**Directive**
Copy out the records precisely, omitting pictures.

**The input**
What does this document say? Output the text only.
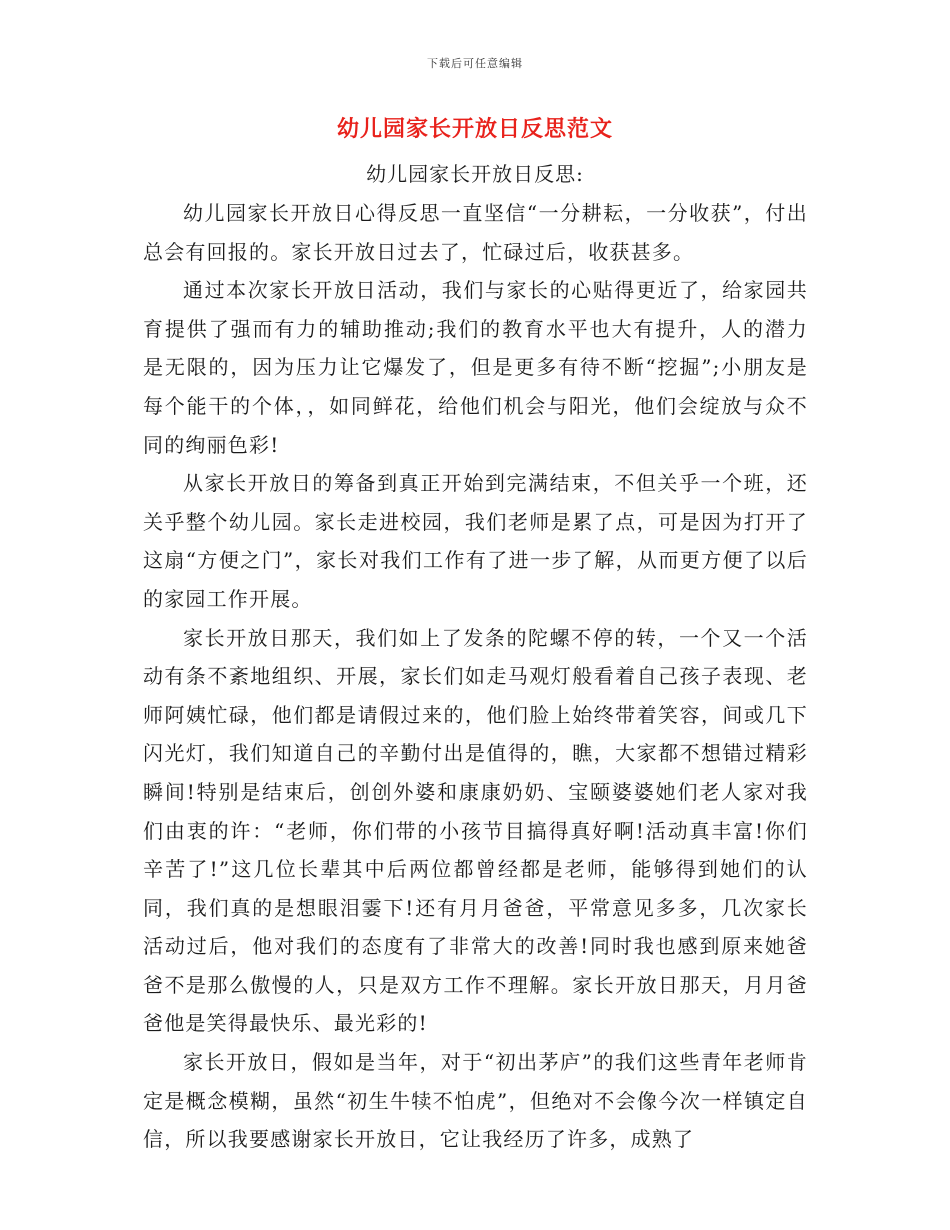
下载后可任意编辑
幼儿园家长开放日反思范文
幼儿园家长开放日反思:

幼儿园家长开放日心得反思一直坚信“一分耕耘，一分收获”，付出总会有回报的。家长开放日过去了，忙碌过后，收获甚多。

通过本次家长开放日活动，我们与家长的心贴得更近了，给家园共育提供了强而有力的辅助推动;我们的教育水平也大有提升，人的潜力是无限的，因为压力让它爆发了，但是更多有待不断“挖掘”;小朋友是每个能干的个体，，如同鲜花，给他们机会与阳光，他们会绽放与众不同的绚丽色彩!

从家长开放日的筹备到真正开始到完满结束，不但关乎一个班，还关乎整个幼儿园。家长走进校园，我们老师是累了点，可是因为打开了这扇“方便之门”，家长对我们工作有了进一步了解，从而更方便了以后的家园工作开展。

家长开放日那天，我们如上了发条的陀螺不停的转，一个又一个活动有条不紊地组织、开展，家长们如走马观灯般看着自己孩子表现、老师阿姨忙碌，他们都是请假过来的，他们脸上始终带着笑容，间或几下闪光灯，我们知道自己的辛勤付出是值得的，瞧，大家都不想错过精彩瞬间!特别是结束后，创创外婆和康康奶奶、宝颐婆婆她们老人家对我们由衷的许：“老师，你们带的小孩节目搞得真好啊!活动真丰富!你们辛苦了!”这几位长辈其中后两位都曾经都是老师，能够得到她们的认同，我们真的是想眼泪霎下!还有月月爸爸，平常意见多多，几次家长活动过后，他对我们的态度有了非常大的改善!同时我也感到原来她爸爸不是那么傲慢的人，只是双方工作不理解。家长开放日那天，月月爸爸他是笑得最快乐、最光彩的!

家长开放日，假如是当年，对于“初出茅庐”的我们这些青年老师肯定是概念模糊，虽然“初生牛犊不怕虎”，但绝对不会像今次一样镇定自信，所以我要感谢家长开放日，它让我经历了许多，成熟了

**Finished exercise**
What does this document say? Output the text only.
下载后可任意编辑
幼儿园家长开放日反思范文
幼儿园家长开放日反思:

幼儿园家长开放日心得反思一直坚信“一分耕耘，一分收获”，付出总会有回报的。家长开放日过去了，忙碌过后，收获甚多。

通过本次家长开放日活动，我们与家长的心贴得更近了，给家园共育提供了强而有力的辅助推动;我们的教育水平也大有提升，人的潜力是无限的，因为压力让它爆发了，但是更多有待不断“挖掘”;小朋友是每个能干的个体，，如同鲜花，给他们机会与阳光，他们会绽放与众不同的绚丽色彩!

从家长开放日的筹备到真正开始到完满结束，不但关乎一个班，还关乎整个幼儿园。家长走进校园，我们老师是累了点，可是因为打开了这扇“方便之门”，家长对我们工作有了进一步了解，从而更方便了以后的家园工作开展。

家长开放日那天，我们如上了发条的陀螺不停的转，一个又一个活动有条不紊地组织、开展，家长们如走马观灯般看着自己孩子表现、老师阿姨忙碌，他们都是请假过来的，他们脸上始终带着笑容，间或几下闪光灯，我们知道自己的辛勤付出是值得的，瞧，大家都不想错过精彩瞬间!特别是结束后，创创外婆和康康奶奶、宝颐婆婆她们老人家对我们由衷的许：“老师，你们带的小孩节目搞得真好啊!活动真丰富!你们辛苦了!”这几位长辈其中后两位都曾经都是老师，能够得到她们的认同，我们真的是想眼泪霎下!还有月月爸爸，平常意见多多，几次家长活动过后，他对我们的态度有了非常大的改善!同时我也感到原来她爸爸不是那么傲慢的人，只是双方工作不理解。家长开放日那天，月月爸爸他是笑得最快乐、最光彩的!

家长开放日，假如是当年，对于“初出茅庐”的我们这些青年老师肯定是概念模糊，虽然“初生牛犊不怕虎”，但绝对不会像今次一样镇定自信，所以我要感谢家长开放日，它让我经历了许多，成熟了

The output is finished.